:: Work to do ::
Scan the material for the word "Suspend", and copy each line where it shows up.

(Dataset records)
______________________________
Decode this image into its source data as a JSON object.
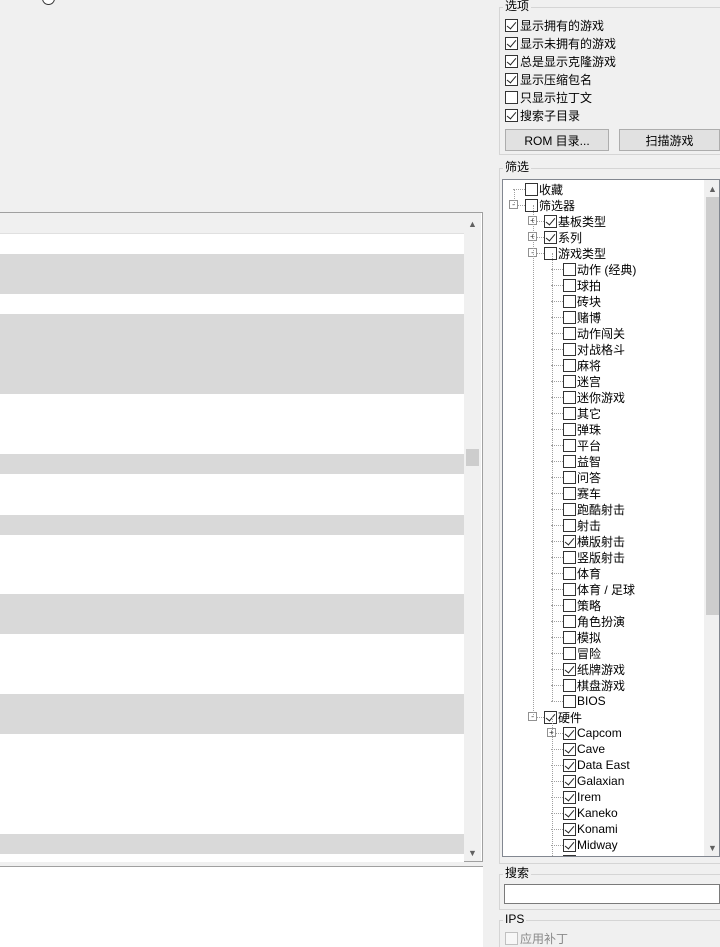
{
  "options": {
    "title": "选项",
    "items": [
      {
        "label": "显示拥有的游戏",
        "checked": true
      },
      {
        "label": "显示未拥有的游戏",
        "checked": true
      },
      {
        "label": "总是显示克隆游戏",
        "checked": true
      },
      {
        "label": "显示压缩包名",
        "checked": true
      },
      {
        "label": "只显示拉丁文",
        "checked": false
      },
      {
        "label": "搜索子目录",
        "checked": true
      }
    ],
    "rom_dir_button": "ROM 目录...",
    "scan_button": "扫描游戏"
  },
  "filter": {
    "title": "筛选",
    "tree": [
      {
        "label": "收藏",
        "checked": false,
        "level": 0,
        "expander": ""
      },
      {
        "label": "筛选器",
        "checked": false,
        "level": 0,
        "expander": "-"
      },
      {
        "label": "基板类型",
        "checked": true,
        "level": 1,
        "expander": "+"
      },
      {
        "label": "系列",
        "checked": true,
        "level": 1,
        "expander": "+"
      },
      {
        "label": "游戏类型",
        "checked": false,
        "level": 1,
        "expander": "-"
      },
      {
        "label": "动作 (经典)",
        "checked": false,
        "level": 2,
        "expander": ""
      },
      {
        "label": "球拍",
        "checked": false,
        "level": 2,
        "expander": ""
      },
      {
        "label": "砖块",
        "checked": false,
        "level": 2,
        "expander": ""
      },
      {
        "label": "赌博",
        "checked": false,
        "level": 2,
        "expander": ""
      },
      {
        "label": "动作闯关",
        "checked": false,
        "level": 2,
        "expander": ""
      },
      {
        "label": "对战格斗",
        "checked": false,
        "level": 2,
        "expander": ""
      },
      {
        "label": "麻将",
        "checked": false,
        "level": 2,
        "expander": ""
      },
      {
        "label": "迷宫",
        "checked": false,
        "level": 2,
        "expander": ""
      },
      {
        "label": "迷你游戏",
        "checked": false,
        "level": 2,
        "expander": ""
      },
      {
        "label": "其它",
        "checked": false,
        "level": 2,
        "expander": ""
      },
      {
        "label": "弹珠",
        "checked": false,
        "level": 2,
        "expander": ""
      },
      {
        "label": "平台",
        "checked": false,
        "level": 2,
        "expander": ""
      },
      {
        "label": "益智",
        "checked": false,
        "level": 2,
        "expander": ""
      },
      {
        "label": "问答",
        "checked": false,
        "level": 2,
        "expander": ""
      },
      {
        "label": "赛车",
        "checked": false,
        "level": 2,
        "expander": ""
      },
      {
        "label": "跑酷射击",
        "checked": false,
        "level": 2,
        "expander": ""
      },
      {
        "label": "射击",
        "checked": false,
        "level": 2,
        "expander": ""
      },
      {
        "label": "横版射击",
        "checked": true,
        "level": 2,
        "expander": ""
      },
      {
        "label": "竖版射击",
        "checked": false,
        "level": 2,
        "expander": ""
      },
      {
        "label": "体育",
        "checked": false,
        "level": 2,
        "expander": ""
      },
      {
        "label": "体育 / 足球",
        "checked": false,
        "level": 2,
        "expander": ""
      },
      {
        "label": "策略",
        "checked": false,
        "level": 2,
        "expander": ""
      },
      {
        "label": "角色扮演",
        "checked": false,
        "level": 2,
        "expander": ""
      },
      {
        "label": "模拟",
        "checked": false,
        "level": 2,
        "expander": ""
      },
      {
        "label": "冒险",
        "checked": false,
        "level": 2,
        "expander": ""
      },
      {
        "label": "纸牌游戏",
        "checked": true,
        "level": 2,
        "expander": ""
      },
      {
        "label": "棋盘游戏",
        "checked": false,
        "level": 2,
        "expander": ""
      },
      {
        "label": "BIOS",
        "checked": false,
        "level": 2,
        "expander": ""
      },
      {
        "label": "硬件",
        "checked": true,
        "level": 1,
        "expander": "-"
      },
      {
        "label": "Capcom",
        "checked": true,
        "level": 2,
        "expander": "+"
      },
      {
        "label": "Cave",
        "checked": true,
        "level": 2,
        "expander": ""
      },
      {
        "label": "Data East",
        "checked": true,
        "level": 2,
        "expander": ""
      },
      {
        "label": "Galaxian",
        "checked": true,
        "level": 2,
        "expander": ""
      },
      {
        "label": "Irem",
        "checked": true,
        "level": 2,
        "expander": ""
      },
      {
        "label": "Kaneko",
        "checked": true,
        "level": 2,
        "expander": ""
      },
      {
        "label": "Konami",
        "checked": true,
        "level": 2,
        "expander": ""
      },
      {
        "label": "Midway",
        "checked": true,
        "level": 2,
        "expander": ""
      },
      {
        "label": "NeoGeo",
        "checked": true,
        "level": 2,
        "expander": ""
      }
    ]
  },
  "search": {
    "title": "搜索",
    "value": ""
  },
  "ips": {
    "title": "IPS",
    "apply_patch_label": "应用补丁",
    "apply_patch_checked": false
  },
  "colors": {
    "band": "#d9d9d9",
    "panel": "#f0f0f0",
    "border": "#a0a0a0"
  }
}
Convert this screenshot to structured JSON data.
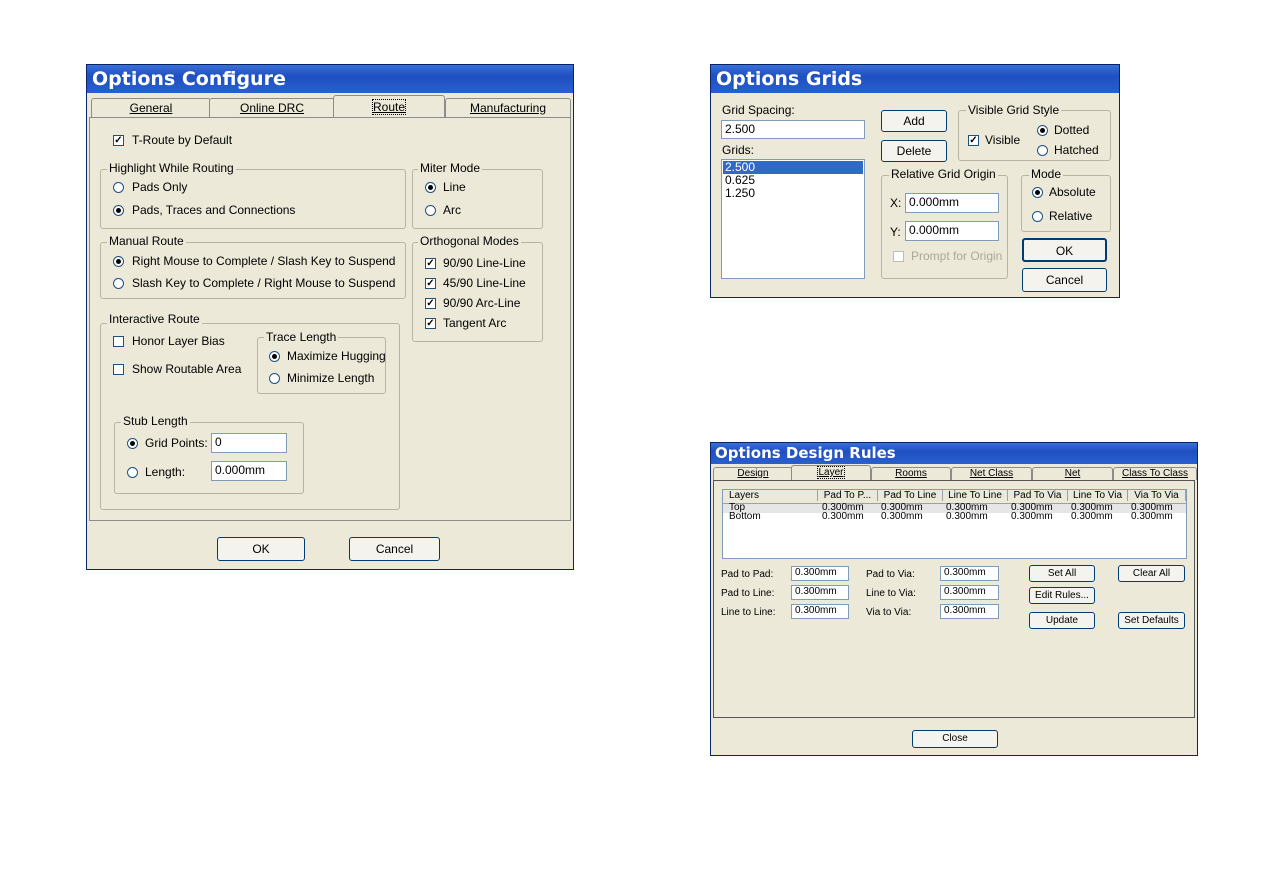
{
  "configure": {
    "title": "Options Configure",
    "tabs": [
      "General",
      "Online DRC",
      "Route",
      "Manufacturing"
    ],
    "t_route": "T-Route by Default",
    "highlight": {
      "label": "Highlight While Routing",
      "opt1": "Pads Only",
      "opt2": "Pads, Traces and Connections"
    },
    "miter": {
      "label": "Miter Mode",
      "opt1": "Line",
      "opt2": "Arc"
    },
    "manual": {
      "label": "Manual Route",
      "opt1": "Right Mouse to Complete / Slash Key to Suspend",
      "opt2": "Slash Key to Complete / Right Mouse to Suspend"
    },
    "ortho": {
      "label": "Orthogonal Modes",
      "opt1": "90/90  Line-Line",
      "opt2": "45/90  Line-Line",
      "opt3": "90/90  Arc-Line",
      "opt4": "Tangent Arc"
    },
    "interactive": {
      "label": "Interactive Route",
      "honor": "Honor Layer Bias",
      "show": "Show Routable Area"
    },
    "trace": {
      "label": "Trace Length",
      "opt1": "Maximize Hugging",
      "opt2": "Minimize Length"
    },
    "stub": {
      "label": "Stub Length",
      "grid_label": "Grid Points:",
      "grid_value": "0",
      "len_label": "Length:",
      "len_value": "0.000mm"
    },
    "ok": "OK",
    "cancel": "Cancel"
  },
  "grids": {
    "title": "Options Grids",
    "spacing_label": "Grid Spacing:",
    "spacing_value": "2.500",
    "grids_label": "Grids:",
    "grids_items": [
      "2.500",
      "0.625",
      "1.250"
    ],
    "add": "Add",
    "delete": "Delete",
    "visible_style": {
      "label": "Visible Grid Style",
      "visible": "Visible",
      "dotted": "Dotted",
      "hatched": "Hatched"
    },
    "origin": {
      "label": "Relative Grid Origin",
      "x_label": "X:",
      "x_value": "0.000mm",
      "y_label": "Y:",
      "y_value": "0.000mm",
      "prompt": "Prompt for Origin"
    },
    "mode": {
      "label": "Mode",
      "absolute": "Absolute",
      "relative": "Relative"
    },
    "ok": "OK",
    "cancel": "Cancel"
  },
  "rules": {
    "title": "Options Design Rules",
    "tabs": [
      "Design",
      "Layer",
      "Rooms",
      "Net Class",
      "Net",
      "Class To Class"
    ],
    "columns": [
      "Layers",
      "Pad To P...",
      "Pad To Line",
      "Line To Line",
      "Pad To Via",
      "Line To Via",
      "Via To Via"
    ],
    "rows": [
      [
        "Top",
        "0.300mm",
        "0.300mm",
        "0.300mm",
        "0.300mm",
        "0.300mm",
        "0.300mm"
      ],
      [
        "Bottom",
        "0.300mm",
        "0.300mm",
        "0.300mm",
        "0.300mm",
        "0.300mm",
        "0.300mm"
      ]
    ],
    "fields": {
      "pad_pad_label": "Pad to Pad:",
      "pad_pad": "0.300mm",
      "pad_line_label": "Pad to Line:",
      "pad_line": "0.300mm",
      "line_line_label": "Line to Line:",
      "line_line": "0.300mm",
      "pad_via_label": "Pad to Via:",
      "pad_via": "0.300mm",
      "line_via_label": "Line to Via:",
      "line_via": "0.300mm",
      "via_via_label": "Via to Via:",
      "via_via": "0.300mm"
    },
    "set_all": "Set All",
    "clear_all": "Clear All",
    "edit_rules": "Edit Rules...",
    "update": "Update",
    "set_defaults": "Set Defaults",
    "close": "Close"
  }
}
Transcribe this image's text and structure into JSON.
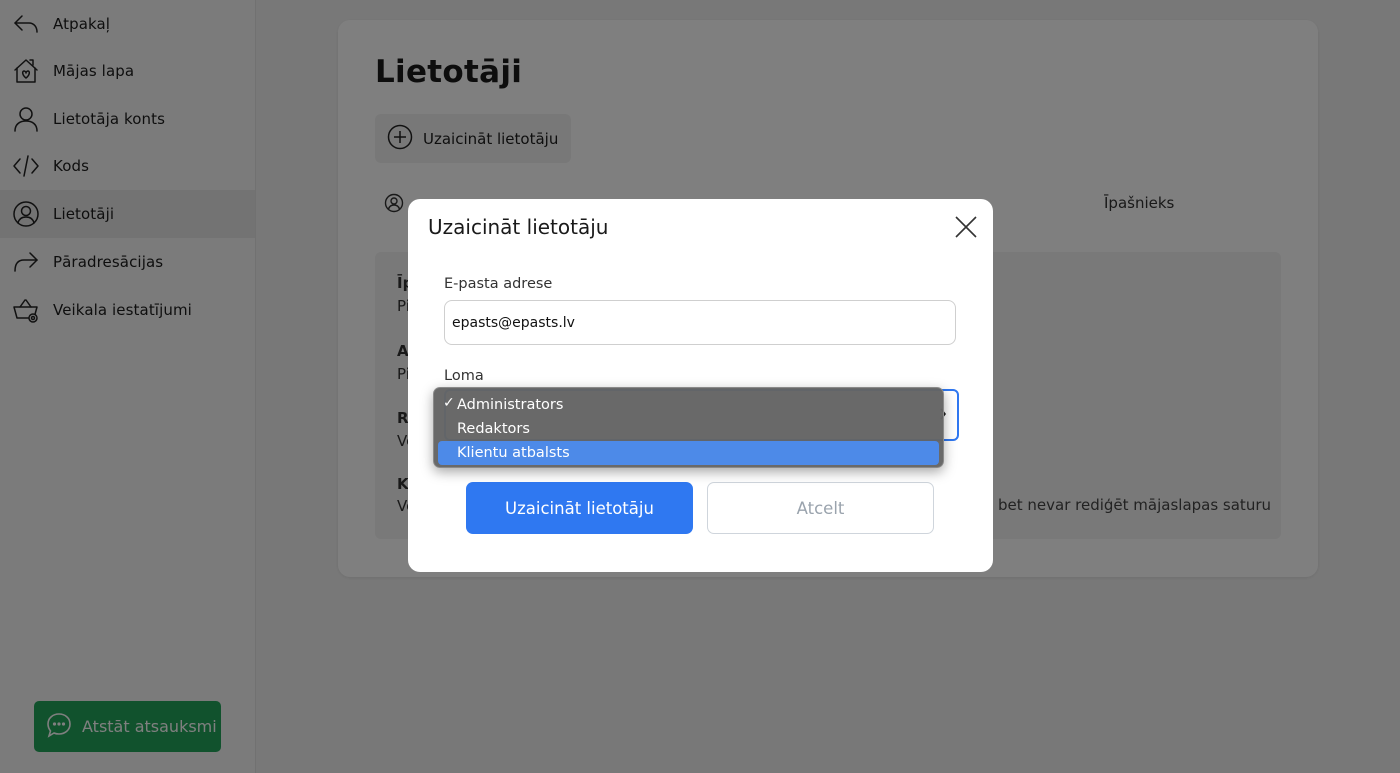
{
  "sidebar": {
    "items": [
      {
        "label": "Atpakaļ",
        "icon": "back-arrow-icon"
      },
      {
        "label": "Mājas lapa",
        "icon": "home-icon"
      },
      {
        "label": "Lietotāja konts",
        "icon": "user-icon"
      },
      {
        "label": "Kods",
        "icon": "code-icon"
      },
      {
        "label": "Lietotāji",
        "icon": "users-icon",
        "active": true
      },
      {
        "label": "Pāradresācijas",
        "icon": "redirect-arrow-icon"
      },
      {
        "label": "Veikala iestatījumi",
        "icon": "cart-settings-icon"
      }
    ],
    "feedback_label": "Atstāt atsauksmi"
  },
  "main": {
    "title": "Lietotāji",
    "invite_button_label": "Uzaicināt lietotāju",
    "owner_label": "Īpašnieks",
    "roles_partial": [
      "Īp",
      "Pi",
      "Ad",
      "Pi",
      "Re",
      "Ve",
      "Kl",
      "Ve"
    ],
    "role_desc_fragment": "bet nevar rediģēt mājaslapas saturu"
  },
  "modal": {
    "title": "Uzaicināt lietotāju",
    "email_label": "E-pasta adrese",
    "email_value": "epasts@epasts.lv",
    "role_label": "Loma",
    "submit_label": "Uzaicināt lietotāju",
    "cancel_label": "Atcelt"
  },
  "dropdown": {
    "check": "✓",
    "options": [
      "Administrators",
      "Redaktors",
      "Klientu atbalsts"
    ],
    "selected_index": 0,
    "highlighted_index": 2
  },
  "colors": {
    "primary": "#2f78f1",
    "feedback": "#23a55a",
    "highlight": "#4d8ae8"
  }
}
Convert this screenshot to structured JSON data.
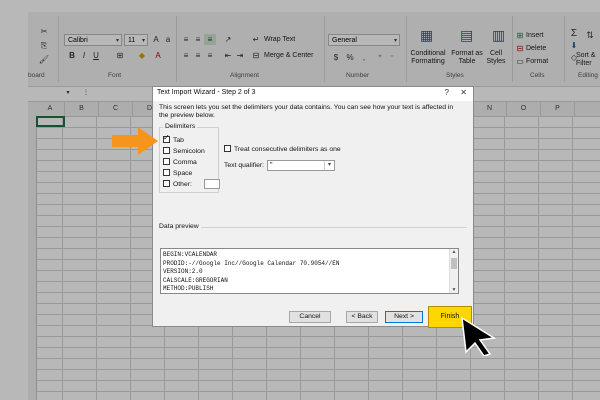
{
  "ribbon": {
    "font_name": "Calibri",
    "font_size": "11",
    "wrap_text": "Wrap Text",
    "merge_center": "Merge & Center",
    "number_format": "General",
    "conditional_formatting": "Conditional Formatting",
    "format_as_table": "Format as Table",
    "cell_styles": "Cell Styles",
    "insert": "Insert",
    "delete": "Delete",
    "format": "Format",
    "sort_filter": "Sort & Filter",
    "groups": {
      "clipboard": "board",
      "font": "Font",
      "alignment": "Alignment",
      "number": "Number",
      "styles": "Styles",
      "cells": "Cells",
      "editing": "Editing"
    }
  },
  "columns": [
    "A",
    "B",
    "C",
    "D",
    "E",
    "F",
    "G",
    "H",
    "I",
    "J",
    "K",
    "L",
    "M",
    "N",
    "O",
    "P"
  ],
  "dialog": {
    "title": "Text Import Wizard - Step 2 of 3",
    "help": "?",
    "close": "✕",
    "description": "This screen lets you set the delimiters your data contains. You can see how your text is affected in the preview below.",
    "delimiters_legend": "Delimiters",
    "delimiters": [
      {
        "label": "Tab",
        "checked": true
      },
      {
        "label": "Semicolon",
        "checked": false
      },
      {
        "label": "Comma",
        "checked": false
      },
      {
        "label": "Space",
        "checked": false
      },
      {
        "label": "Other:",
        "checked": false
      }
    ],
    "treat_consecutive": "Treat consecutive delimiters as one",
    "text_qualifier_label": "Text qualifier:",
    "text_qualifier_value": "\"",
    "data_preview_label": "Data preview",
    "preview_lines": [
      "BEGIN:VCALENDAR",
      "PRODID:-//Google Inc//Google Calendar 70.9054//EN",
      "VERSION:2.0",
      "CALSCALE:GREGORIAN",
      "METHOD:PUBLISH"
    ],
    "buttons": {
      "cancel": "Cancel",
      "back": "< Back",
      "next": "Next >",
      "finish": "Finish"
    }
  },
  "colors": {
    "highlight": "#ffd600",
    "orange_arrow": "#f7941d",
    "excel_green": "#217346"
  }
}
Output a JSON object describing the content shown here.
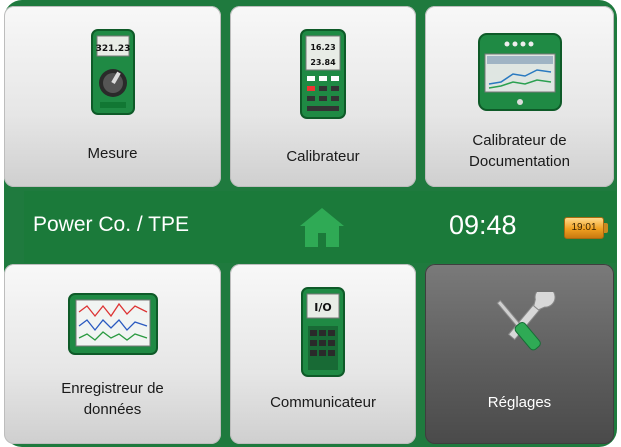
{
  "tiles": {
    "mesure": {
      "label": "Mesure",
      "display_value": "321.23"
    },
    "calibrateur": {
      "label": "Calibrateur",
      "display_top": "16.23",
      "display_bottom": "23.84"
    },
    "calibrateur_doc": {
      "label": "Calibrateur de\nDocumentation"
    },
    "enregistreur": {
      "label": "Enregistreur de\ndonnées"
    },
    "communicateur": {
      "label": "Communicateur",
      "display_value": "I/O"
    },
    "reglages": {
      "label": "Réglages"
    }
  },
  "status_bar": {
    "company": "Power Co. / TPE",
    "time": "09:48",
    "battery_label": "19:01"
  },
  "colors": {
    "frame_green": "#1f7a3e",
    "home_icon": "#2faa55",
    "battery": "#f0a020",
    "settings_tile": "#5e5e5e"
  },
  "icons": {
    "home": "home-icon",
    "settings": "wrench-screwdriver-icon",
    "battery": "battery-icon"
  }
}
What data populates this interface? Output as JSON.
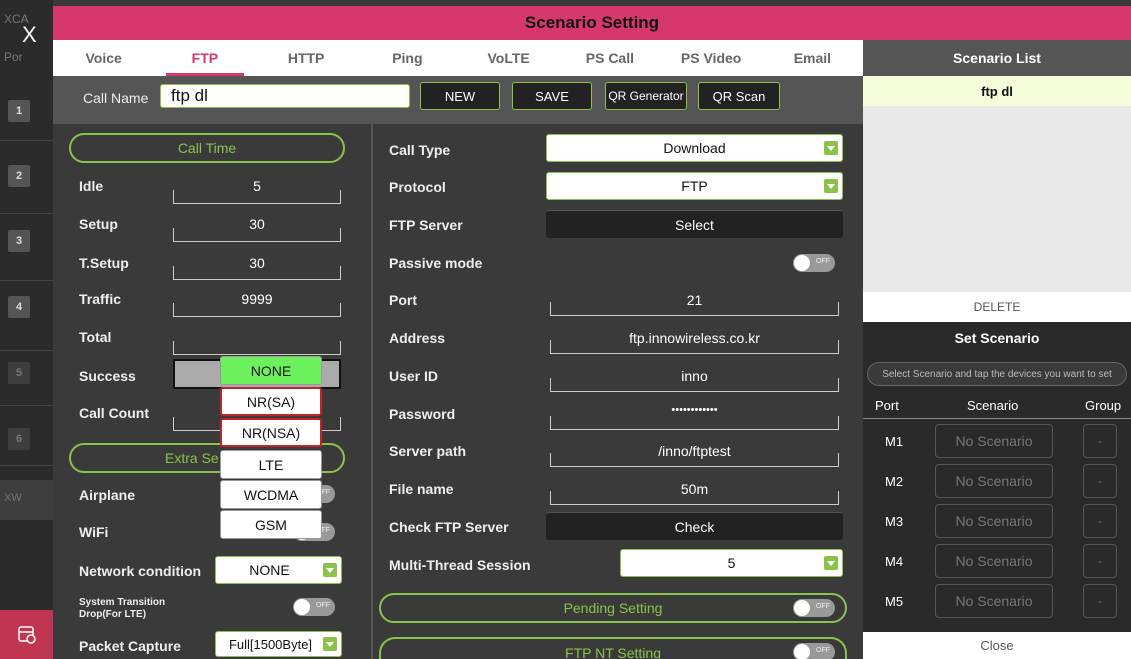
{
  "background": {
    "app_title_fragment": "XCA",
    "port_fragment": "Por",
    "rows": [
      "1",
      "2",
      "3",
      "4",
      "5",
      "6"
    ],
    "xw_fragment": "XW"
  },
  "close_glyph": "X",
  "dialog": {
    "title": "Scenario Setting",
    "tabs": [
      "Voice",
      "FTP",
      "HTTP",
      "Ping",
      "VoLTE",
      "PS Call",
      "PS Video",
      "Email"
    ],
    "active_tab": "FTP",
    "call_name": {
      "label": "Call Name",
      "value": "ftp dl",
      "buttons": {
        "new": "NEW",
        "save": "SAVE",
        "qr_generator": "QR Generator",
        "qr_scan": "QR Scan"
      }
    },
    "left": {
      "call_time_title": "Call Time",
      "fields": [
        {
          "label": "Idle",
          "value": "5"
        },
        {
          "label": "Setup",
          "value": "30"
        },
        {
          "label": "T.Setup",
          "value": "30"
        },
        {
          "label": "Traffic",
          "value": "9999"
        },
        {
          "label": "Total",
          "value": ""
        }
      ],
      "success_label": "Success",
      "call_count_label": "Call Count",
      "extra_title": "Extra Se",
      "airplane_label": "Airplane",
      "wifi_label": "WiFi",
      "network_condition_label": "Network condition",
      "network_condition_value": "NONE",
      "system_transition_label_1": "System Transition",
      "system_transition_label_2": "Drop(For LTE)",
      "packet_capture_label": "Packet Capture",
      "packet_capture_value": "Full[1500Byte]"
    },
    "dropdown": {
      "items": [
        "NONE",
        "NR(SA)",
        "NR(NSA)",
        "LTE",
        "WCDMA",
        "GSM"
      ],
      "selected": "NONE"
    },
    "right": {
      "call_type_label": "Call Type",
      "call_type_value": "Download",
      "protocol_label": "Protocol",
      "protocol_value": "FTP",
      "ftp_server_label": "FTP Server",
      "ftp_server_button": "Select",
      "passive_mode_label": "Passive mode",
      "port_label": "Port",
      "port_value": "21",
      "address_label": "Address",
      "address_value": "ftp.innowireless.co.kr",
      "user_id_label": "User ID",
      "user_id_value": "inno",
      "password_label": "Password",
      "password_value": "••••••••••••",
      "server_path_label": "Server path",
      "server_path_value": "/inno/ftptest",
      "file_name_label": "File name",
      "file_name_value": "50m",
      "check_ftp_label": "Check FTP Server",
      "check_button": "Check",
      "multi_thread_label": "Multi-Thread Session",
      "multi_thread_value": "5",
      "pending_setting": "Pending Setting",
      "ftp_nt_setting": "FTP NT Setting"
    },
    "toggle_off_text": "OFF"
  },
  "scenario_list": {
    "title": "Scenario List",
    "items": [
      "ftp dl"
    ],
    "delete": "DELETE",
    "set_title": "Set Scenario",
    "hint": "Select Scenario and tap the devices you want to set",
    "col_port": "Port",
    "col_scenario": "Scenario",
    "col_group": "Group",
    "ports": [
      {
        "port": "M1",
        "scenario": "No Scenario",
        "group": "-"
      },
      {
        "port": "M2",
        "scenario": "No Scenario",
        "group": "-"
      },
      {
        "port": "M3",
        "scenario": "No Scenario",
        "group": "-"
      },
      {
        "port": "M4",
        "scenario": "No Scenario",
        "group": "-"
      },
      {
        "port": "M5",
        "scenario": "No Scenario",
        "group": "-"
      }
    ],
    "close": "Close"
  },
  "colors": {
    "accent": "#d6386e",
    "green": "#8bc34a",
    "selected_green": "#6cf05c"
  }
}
______________________________
:: Problem solution ::
      "opt1": "Right Mouse to Complete / Slash Key to Suspend",
      "opt2": "Slash Key to Complete / Right Mouse to Suspend"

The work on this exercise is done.